-- Begin --

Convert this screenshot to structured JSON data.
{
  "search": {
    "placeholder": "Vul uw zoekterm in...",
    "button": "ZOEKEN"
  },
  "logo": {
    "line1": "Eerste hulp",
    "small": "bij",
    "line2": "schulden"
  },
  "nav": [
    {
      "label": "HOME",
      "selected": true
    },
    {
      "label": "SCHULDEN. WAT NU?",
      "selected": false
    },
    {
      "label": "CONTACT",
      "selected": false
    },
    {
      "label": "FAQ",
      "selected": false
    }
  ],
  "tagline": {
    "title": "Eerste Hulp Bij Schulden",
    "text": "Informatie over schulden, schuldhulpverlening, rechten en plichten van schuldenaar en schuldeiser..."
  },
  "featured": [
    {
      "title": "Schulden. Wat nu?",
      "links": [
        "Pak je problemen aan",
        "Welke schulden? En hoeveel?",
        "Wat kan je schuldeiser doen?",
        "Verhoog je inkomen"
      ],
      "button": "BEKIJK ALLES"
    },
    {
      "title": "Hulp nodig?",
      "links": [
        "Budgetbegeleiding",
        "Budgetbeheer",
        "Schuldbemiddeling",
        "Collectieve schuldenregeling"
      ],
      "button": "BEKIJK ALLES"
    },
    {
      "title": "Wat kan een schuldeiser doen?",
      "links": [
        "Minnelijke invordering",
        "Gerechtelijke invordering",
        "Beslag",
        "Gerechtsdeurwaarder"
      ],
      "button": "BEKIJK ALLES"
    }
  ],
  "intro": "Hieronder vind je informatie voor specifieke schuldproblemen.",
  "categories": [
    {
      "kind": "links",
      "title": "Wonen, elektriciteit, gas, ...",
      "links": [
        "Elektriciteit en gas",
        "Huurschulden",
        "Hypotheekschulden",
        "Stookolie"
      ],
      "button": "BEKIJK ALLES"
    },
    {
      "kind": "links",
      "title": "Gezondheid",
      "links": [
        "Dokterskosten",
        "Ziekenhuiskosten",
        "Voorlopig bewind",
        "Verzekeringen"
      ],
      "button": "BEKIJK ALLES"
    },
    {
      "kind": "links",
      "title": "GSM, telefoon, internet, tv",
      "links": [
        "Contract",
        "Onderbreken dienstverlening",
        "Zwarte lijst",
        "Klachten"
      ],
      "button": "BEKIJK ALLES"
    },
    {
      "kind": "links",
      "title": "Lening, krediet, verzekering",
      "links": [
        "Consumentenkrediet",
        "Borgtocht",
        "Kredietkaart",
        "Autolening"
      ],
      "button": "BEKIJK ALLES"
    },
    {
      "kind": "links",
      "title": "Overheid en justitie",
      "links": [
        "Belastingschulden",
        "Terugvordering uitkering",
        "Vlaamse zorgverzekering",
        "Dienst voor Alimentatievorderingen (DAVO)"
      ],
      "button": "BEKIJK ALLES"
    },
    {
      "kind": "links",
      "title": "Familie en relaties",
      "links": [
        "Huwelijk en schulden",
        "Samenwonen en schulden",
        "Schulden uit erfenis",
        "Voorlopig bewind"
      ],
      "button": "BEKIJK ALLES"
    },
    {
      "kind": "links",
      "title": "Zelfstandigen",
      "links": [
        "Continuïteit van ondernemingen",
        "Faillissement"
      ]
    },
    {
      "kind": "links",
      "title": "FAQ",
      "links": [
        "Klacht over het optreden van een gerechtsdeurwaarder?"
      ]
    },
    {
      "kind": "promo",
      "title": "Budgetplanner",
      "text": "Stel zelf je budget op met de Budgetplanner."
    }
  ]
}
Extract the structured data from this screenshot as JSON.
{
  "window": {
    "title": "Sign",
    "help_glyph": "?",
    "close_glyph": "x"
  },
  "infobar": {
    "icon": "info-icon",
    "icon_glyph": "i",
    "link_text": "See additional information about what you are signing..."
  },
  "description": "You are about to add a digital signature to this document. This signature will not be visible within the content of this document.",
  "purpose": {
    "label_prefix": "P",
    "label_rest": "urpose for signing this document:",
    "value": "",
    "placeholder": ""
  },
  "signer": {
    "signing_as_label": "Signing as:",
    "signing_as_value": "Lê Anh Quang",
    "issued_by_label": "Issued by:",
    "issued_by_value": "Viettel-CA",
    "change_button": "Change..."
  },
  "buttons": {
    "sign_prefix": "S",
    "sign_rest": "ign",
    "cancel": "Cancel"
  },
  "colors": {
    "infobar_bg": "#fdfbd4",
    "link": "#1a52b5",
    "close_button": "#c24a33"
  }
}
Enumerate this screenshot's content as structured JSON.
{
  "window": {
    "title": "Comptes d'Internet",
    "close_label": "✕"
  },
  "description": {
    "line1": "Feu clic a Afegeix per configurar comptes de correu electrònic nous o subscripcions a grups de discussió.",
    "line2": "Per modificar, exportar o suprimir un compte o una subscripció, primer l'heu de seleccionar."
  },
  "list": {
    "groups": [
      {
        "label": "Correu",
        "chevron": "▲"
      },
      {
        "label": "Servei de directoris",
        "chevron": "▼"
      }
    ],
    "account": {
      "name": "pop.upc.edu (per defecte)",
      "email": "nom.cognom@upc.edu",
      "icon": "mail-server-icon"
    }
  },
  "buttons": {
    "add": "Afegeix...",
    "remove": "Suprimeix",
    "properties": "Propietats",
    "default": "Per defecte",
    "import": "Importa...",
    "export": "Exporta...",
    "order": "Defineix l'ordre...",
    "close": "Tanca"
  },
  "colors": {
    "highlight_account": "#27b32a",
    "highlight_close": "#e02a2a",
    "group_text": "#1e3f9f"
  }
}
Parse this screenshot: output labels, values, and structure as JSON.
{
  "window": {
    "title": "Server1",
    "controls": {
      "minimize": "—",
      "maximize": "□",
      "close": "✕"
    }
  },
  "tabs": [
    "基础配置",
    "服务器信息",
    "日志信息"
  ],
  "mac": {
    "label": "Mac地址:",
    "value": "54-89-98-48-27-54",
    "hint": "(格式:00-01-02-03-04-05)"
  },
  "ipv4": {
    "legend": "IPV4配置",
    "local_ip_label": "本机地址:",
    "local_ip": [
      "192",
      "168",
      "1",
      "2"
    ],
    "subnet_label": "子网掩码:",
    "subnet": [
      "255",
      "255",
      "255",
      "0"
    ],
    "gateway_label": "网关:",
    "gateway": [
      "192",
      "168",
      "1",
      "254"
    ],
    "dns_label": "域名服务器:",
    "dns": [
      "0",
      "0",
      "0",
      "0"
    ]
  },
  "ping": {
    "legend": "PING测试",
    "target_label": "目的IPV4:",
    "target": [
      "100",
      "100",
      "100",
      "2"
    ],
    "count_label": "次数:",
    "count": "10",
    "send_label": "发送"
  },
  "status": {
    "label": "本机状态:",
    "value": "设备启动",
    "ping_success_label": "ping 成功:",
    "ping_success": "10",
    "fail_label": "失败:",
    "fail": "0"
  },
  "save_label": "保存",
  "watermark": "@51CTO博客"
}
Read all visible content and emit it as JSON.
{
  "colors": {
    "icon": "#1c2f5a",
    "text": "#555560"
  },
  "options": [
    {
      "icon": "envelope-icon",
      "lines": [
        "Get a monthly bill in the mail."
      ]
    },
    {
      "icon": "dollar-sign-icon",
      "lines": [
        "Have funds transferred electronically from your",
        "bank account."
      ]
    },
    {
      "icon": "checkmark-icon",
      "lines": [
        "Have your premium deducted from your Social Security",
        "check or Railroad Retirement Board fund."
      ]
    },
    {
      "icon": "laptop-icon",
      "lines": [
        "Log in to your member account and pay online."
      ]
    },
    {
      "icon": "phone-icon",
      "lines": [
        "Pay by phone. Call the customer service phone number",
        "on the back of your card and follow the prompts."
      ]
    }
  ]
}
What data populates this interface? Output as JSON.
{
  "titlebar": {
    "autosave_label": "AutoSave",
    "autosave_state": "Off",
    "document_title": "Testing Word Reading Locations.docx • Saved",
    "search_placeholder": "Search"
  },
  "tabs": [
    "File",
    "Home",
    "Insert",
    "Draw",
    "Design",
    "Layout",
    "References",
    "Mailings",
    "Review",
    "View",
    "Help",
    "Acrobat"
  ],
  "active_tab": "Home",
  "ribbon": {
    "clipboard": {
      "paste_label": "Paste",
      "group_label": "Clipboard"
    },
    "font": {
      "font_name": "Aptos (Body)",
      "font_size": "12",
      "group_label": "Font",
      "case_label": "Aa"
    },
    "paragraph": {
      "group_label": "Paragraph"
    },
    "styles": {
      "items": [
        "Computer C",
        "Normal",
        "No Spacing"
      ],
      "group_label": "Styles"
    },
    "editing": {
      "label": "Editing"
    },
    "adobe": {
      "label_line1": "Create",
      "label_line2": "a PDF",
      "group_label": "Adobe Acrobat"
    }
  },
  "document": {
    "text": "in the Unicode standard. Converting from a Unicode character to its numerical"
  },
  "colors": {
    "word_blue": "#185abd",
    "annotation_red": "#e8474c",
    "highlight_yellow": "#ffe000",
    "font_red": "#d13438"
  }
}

-- End --

_To do:_
Quote verbatim the line containing "What data populates" and every line after it through the end of the records above.

_Expected output:_
What data populates this interface? Output as JSON.
{
  "titlebar": {
    "autosave_label": "AutoSave",
    "autosave_state": "Off",
    "document_title": "Testing Word Reading Locations.docx • Saved",
    "search_placeholder": "Search"
  },
  "tabs": [
    "File",
    "Home",
    "Insert",
    "Draw",
    "Design",
    "Layout",
    "References",
    "Mailings",
    "Review",
    "View",
    "Help",
    "Acrobat"
  ],
  "active_tab": "Home",
  "ribbon": {
    "clipboard": {
      "paste_label": "Paste",
      "group_label": "Clipboard"
    },
    "font": {
      "font_name": "Aptos (Body)",
      "font_size": "12",
      "group_label": "Font",
      "case_label": "Aa"
    },
    "paragraph": {
      "group_label": "Paragraph"
    },
    "styles": {
      "items": [
        "Computer C",
        "Normal",
        "No Spacing"
      ],
      "group_label": "Styles"
    },
    "editing": {
      "label": "Editing"
    },
    "adobe": {
      "label_line1": "Create",
      "label_line2": "a PDF",
      "group_label": "Adobe Acrobat"
    }
  },
  "document": {
    "text": "in the Unicode standard. Converting from a Unicode character to its numerical"
  },
  "colors": {
    "word_blue": "#185abd",
    "annotation_red": "#e8474c",
    "highlight_yellow": "#ffe000",
    "font_red": "#d13438"
  }
}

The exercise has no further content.